** begin DATASET **

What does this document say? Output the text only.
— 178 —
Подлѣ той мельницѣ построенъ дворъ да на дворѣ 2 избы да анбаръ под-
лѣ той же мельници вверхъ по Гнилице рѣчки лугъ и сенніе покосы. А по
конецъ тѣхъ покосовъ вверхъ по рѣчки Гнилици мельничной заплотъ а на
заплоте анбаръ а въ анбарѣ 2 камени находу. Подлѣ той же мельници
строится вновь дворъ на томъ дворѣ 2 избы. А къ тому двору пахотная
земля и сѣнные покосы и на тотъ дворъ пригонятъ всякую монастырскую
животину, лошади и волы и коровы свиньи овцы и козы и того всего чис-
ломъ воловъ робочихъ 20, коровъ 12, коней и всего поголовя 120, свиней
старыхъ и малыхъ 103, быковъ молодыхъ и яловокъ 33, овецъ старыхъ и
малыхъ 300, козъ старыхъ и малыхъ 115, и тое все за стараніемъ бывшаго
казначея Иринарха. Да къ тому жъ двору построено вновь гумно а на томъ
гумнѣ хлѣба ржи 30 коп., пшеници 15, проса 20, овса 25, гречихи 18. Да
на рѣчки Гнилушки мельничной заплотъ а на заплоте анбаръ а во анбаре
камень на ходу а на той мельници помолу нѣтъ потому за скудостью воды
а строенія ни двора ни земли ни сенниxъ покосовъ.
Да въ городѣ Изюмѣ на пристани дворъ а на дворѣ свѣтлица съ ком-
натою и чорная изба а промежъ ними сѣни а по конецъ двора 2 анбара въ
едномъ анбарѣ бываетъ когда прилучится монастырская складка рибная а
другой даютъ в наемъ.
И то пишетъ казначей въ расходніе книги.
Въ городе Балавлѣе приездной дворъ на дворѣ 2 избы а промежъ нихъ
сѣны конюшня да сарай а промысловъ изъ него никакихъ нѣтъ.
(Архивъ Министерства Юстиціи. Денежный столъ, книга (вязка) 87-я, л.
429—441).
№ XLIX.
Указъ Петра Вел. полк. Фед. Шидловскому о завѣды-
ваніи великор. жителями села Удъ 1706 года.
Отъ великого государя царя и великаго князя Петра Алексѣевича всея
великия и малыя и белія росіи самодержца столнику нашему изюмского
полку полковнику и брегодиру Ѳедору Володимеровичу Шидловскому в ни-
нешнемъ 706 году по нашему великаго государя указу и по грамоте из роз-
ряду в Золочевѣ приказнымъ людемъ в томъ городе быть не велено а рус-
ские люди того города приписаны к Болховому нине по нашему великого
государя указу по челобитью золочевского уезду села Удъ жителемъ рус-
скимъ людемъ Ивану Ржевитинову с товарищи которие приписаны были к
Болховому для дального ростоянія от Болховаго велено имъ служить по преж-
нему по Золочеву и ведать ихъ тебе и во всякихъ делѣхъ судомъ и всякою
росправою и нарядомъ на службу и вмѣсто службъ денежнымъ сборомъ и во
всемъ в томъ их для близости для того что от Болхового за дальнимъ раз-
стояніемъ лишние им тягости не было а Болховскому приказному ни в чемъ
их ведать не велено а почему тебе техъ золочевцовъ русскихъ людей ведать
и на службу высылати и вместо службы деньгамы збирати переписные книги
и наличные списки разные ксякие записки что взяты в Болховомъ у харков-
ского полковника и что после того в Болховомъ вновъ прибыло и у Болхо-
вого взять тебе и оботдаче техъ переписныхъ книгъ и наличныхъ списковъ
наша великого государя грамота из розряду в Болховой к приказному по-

** end DATASET **

→ **OBJECTIVE**: Your task is to output all of the data above word for word.

→ **RESULT OF THE TASK**:
What does this document say? Output the text only.
— 178 —
Подлѣ той мельницѣ построенъ дворъ да на дворѣ 2 избы да анбаръ под-
лѣ той же мельници вверхъ по Гнилице рѣчки лугъ и сенніе покосы. А по
конецъ тѣхъ покосовъ вверхъ по рѣчки Гнилици мельничной заплотъ а на
заплоте анбаръ а въ анбарѣ 2 камени находу. Подлѣ той же мельници
строится вновь дворъ на томъ дворѣ 2 избы. А къ тому двору пахотная
земля и сѣнные покосы и на тотъ дворъ пригонятъ всякую монастырскую
животину, лошади и волы и коровы свиньи овцы и козы и того всего чис-
ломъ воловъ робочихъ 20, коровъ 12, коней и всего поголовя 120, свиней
старыхъ и малыхъ 103, быковъ молодыхъ и яловокъ 33, овецъ старыхъ и
малыхъ 300, козъ старыхъ и малыхъ 115, и тое все за стараніемъ бывшаго
казначея Иринарха. Да къ тому жъ двору построено вновь гумно а на томъ
гумнѣ хлѣба ржи 30 коп., пшеници 15, проса 20, овса 25, гречихи 18. Да
на рѣчки Гнилушки мельничной заплотъ а на заплоте анбаръ а во анбаре
камень на ходу а на той мельници помолу нѣтъ потому за скудостью воды
а строенія ни двора ни земли ни сенниxъ покосовъ.
Да въ городѣ Изюмѣ на пристани дворъ а на дворѣ свѣтлица съ ком-
натою и чорная изба а промежъ ними сѣни а по конецъ двора 2 анбара въ
едномъ анбарѣ бываетъ когда прилучится монастырская складка рибная а
другой даютъ в наемъ.
И то пишетъ казначей въ расходніе книги.
Въ городе Балавлѣе приездной дворъ на дворѣ 2 избы а промежъ нихъ
сѣны конюшня да сарай а промысловъ изъ него никакихъ нѣтъ.
(Архивъ Министерства Юстиціи. Денежный столъ, книга (вязка) 87-я, л.
429—441).
№ XLIX.
Указъ Петра Вел. полк. Фед. Шидловскому о завѣды-
ваніи великор. жителями села Удъ 1706 года.
Отъ великого государя царя и великаго князя Петра Алексѣевича всея
великия и малыя и белія росіи самодержца столнику нашему изюмского
полку полковнику и брегодиру Ѳедору Володимеровичу Шидловскому в ни-
нешнемъ 706 году по нашему великаго государя указу и по грамоте из роз-
ряду в Золочевѣ приказнымъ людемъ в томъ городе быть не велено а рус-
ские люди того города приписаны к Болховому нине по нашему великого
государя указу по челобитью золочевского уезду села Удъ жителемъ рус-
скимъ людемъ Ивану Ржевитинову с товарищи которие приписаны были к
Болховому для дального ростоянія от Болховаго велено имъ служить по преж-
нему по Золочеву и ведать ихъ тебе и во всякихъ делѣхъ судомъ и всякою
росправою и нарядомъ на службу и вмѣсто службъ денежнымъ сборомъ и во
всемъ в томъ их для близости для того что от Болхового за дальнимъ раз-
стояніемъ лишние им тягости не было а Болховскому приказному ни в чемъ
их ведать не велено а почему тебе техъ золочевцовъ русскихъ людей ведать
и на службу высылати и вместо службы деньгамы збирати переписные книги
и наличные списки разные ксякие записки что взяты в Болховомъ у харков-
ского полковника и что после того в Болховомъ вновъ прибыло и у Болхо-
вого взять тебе и оботдаче техъ переписныхъ книгъ и наличныхъ списковъ
наша великого государя грамота из розряду в Болховой к приказному по-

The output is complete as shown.